- [TASK DETAILS]
Lines that contain "night" are to be counted; give only their number.

- [DATASET ENTRIES]
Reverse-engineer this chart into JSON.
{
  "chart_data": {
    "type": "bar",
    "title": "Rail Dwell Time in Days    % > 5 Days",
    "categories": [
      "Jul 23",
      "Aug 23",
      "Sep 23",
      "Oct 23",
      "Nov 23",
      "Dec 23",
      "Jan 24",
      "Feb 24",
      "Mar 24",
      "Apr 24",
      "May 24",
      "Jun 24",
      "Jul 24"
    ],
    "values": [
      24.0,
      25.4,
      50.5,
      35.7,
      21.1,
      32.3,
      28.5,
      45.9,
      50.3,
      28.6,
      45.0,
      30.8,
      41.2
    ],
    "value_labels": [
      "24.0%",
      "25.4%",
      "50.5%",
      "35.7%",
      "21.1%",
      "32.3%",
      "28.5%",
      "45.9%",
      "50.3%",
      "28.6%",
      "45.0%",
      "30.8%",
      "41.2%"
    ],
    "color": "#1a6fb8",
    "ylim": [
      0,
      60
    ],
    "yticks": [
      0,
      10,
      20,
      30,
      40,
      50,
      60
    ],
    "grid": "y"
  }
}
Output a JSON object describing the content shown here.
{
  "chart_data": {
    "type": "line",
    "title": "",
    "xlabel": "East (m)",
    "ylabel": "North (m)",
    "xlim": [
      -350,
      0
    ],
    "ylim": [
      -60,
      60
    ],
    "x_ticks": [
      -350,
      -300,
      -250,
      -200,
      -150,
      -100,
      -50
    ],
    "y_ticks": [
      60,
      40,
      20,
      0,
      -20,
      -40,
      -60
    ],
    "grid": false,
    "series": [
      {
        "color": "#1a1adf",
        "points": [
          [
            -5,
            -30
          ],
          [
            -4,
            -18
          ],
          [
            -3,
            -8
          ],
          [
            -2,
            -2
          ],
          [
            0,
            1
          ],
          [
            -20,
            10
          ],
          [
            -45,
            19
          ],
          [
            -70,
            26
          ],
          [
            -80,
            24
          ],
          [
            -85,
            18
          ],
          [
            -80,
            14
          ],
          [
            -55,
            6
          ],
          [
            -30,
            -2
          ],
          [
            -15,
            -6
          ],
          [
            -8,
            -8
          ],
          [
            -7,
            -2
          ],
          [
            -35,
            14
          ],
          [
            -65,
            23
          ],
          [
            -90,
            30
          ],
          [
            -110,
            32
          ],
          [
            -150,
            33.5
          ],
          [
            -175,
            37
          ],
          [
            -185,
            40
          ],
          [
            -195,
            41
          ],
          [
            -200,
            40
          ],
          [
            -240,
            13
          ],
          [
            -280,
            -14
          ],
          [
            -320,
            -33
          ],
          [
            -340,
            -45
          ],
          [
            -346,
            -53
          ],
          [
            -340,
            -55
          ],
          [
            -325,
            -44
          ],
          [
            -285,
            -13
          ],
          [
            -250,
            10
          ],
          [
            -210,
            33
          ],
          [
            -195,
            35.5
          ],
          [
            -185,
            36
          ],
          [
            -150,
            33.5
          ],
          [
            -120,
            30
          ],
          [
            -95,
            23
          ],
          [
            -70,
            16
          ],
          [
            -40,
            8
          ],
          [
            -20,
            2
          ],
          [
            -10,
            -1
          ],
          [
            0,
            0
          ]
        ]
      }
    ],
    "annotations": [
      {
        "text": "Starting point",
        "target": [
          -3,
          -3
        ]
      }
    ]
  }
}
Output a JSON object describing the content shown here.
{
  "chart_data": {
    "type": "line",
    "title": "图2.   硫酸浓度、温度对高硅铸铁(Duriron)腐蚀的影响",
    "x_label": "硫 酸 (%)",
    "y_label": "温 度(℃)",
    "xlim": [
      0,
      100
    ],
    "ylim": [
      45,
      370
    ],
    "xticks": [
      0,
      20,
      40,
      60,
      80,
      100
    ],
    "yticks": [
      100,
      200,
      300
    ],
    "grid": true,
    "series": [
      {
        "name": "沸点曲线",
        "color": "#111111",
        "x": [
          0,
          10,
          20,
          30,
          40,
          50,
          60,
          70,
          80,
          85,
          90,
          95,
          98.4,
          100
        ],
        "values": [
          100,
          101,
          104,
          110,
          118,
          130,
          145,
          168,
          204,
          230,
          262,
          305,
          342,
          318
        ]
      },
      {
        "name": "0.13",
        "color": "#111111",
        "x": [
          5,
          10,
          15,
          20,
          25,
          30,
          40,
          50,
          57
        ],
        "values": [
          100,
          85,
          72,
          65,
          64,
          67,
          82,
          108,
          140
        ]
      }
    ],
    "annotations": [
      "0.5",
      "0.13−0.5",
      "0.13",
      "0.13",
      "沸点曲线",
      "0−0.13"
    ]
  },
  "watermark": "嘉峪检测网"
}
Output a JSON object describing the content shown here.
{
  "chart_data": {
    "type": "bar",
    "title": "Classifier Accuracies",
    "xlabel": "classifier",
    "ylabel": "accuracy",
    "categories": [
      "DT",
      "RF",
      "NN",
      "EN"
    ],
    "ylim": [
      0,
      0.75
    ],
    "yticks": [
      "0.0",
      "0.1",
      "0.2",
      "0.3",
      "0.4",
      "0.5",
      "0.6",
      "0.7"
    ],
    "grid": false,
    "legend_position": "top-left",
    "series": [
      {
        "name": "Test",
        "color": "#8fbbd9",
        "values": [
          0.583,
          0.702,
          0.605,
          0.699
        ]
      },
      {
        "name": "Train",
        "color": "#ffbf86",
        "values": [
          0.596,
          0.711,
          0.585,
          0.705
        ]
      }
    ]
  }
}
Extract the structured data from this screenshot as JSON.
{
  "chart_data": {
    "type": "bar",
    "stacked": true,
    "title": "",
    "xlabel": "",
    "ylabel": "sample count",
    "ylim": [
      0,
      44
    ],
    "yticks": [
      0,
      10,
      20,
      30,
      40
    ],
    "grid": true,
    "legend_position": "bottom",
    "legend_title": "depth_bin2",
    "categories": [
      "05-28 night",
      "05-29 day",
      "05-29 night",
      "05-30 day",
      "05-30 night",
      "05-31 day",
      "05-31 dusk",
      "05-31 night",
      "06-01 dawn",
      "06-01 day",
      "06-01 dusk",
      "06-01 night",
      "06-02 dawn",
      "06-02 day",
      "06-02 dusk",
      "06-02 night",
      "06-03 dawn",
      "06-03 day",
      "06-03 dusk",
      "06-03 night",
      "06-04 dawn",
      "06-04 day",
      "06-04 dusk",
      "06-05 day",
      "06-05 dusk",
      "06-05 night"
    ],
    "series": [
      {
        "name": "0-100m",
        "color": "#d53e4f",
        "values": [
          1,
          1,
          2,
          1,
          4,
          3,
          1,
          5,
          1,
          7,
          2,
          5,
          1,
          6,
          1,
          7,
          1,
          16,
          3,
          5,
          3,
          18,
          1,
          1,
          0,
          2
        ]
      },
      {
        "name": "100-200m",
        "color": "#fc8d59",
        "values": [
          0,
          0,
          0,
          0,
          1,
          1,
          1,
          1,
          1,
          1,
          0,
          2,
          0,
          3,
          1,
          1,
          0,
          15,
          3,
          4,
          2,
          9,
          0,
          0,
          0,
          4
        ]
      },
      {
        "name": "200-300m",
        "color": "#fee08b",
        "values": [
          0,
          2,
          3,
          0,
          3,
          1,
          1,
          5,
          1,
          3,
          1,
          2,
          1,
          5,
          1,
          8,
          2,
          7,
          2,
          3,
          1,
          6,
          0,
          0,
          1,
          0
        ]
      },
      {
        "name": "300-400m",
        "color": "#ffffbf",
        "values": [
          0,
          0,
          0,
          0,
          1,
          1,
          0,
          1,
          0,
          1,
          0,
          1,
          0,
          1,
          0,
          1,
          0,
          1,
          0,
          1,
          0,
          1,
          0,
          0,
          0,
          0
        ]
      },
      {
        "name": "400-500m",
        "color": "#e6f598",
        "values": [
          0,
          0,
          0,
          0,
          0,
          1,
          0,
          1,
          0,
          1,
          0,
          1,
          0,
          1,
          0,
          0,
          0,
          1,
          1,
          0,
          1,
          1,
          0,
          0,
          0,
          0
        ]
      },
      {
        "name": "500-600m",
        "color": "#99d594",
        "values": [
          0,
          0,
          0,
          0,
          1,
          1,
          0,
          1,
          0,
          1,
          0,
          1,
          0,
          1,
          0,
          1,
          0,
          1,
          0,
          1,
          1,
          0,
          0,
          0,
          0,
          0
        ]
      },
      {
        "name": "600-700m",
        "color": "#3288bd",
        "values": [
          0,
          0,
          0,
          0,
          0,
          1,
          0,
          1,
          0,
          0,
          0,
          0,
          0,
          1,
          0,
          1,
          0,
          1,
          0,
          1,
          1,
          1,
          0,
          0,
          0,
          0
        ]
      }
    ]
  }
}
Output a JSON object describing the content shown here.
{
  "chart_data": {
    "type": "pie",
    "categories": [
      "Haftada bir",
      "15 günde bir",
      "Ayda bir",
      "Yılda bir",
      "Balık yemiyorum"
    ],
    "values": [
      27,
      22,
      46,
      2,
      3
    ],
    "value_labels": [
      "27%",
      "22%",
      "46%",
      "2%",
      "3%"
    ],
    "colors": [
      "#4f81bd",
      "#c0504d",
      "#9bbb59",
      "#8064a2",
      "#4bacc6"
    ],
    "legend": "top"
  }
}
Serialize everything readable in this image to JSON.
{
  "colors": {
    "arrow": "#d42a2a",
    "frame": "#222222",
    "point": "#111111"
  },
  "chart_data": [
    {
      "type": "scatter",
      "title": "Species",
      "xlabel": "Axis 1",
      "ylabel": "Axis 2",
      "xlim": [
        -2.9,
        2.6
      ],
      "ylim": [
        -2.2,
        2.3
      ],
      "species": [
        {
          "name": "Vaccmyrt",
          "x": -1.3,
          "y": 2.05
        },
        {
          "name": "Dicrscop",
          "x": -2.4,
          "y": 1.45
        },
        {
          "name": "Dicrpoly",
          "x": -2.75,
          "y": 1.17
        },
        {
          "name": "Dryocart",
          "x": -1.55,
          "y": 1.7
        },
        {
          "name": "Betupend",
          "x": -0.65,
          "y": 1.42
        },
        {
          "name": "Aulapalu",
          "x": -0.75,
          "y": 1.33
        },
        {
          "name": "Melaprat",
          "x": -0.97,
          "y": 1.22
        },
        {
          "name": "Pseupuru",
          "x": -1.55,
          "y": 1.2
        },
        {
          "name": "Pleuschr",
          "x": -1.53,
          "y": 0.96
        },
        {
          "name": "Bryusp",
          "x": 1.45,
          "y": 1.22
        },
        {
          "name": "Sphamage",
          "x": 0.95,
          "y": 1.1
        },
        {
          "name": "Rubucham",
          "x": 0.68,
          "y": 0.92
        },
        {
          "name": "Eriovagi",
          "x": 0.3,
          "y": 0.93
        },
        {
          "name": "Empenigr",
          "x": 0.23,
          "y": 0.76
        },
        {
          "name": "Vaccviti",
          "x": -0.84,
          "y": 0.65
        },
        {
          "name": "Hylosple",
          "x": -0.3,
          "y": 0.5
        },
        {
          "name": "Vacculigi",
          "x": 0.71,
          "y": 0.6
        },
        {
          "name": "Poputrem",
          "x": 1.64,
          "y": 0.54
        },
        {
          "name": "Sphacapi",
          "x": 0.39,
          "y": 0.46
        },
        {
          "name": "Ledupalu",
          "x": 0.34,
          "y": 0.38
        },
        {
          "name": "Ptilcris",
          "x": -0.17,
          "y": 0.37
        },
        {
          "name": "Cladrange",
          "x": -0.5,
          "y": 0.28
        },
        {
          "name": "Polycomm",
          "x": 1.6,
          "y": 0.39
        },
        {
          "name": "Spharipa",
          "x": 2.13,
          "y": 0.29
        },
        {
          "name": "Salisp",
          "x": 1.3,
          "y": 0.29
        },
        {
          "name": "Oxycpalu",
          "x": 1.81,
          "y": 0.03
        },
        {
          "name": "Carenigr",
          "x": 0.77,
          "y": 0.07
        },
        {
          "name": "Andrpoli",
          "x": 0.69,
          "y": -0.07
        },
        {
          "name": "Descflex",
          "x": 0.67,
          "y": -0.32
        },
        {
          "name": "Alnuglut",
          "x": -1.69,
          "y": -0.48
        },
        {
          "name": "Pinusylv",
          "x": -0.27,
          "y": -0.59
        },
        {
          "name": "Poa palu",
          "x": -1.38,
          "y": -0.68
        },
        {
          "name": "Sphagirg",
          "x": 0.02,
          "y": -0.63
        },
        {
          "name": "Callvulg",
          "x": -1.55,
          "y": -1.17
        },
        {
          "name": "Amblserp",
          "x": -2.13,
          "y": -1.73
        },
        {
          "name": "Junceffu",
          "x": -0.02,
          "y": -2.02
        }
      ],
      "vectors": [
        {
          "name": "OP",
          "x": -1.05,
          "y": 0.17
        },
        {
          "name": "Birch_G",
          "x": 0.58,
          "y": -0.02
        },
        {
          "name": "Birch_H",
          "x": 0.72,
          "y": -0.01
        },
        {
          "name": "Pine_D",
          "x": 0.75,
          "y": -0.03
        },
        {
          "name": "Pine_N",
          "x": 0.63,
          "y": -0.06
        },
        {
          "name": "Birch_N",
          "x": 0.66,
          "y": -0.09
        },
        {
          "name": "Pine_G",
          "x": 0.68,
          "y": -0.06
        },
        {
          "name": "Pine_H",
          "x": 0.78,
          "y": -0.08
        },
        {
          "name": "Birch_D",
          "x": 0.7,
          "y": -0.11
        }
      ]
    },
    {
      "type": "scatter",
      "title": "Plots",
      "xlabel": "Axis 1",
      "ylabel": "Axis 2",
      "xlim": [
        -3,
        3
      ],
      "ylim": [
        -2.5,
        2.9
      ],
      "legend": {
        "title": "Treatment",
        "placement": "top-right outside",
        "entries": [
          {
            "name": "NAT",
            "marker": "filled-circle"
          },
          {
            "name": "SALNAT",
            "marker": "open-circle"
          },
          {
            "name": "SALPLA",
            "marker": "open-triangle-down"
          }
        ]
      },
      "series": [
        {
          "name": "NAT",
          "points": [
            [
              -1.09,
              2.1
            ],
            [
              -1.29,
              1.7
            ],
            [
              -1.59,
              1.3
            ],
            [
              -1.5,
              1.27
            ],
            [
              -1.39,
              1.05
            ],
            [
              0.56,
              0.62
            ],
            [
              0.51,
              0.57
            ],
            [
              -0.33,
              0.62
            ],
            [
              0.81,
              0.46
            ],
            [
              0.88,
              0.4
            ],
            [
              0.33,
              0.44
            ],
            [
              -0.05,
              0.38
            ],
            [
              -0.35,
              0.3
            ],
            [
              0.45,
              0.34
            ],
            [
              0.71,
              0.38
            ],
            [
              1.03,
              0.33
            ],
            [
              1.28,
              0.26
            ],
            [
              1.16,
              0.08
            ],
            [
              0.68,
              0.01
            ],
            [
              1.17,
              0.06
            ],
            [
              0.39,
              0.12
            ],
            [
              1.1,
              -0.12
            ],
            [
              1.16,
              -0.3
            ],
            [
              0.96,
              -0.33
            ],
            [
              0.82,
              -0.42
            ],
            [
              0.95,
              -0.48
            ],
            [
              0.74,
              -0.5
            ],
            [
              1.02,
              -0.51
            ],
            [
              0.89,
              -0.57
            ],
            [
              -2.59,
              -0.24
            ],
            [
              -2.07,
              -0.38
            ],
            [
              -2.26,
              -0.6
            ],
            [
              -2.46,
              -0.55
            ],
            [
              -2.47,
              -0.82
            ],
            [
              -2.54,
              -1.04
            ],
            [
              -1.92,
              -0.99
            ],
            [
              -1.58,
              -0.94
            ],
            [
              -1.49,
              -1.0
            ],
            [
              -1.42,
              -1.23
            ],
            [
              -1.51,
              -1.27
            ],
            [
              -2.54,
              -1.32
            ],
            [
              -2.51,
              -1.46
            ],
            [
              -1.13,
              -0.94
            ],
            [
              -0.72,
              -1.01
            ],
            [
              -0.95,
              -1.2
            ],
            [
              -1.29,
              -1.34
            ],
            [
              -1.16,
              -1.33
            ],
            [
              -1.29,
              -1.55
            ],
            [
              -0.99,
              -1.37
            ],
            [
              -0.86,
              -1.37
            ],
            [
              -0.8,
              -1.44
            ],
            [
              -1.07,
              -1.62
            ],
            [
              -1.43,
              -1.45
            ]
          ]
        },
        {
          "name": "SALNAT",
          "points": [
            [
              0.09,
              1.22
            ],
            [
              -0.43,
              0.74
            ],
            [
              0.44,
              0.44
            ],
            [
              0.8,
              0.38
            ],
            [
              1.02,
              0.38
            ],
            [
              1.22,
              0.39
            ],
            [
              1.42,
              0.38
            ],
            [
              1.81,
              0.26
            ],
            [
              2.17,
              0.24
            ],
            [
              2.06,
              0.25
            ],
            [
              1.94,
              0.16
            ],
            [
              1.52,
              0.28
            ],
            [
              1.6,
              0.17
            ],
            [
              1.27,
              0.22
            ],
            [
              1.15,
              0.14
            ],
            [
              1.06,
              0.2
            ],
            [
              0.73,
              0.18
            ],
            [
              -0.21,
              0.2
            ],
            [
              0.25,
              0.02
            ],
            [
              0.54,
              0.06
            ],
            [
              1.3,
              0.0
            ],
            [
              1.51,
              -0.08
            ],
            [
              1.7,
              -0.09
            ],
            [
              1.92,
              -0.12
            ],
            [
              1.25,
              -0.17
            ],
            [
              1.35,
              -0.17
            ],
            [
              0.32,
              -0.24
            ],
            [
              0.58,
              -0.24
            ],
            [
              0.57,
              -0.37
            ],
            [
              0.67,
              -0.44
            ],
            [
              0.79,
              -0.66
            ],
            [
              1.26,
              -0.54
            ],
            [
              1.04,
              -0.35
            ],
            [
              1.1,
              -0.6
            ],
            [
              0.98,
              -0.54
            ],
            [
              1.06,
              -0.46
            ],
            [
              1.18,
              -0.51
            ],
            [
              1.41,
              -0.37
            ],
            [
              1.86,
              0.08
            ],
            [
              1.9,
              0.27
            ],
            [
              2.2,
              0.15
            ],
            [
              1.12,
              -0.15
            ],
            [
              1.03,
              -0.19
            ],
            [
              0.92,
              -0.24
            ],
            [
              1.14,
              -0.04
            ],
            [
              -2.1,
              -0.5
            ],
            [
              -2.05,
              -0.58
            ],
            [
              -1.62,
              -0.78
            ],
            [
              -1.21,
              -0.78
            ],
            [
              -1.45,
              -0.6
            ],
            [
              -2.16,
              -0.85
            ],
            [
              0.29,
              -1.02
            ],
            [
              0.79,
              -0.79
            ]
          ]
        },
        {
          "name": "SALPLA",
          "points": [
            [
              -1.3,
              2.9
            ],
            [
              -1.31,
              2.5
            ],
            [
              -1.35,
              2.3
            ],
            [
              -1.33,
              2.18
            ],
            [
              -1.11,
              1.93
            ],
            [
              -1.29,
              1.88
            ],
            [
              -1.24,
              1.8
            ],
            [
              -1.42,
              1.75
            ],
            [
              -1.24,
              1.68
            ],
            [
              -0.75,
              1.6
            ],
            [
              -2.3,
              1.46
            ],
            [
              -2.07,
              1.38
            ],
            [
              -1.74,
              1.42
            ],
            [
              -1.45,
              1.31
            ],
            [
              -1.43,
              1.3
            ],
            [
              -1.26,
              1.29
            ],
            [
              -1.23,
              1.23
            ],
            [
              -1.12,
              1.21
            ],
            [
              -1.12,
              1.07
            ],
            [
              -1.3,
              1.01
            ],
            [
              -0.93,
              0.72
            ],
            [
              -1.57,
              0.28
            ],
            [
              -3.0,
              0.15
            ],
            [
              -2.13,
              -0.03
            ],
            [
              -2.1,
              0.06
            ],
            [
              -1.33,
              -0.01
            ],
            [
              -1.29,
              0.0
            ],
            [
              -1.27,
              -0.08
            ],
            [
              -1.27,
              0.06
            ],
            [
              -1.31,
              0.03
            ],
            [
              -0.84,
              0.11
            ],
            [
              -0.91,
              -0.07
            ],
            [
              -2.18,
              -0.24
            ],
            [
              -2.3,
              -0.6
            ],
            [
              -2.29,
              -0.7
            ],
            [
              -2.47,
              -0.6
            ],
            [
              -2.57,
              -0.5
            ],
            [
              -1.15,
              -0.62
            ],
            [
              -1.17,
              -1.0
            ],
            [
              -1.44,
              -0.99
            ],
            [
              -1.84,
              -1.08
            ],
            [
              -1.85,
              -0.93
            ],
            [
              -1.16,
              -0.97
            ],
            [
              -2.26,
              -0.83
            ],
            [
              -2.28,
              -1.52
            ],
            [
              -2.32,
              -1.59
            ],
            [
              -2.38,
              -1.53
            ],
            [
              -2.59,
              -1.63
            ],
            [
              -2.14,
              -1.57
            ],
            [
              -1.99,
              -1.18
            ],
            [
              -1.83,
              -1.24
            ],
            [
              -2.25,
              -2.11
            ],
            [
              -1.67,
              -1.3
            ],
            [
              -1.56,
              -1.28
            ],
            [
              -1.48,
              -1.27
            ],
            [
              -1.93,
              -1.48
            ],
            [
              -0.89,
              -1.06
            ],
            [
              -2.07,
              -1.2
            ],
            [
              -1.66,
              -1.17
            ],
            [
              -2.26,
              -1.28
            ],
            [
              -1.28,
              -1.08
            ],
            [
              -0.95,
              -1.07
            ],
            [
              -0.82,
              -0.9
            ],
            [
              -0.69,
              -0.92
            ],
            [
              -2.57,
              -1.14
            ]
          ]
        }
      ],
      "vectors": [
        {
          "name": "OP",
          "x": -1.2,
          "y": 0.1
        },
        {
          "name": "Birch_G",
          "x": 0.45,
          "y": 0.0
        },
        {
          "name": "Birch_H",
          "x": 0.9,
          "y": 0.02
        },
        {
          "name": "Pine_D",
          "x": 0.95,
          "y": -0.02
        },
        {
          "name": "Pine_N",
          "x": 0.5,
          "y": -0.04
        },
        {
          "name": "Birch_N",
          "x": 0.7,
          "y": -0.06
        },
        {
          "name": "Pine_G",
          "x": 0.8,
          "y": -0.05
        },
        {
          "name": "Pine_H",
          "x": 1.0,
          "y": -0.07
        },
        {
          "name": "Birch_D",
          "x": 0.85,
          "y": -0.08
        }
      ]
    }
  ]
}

- [THE ANSWER]
8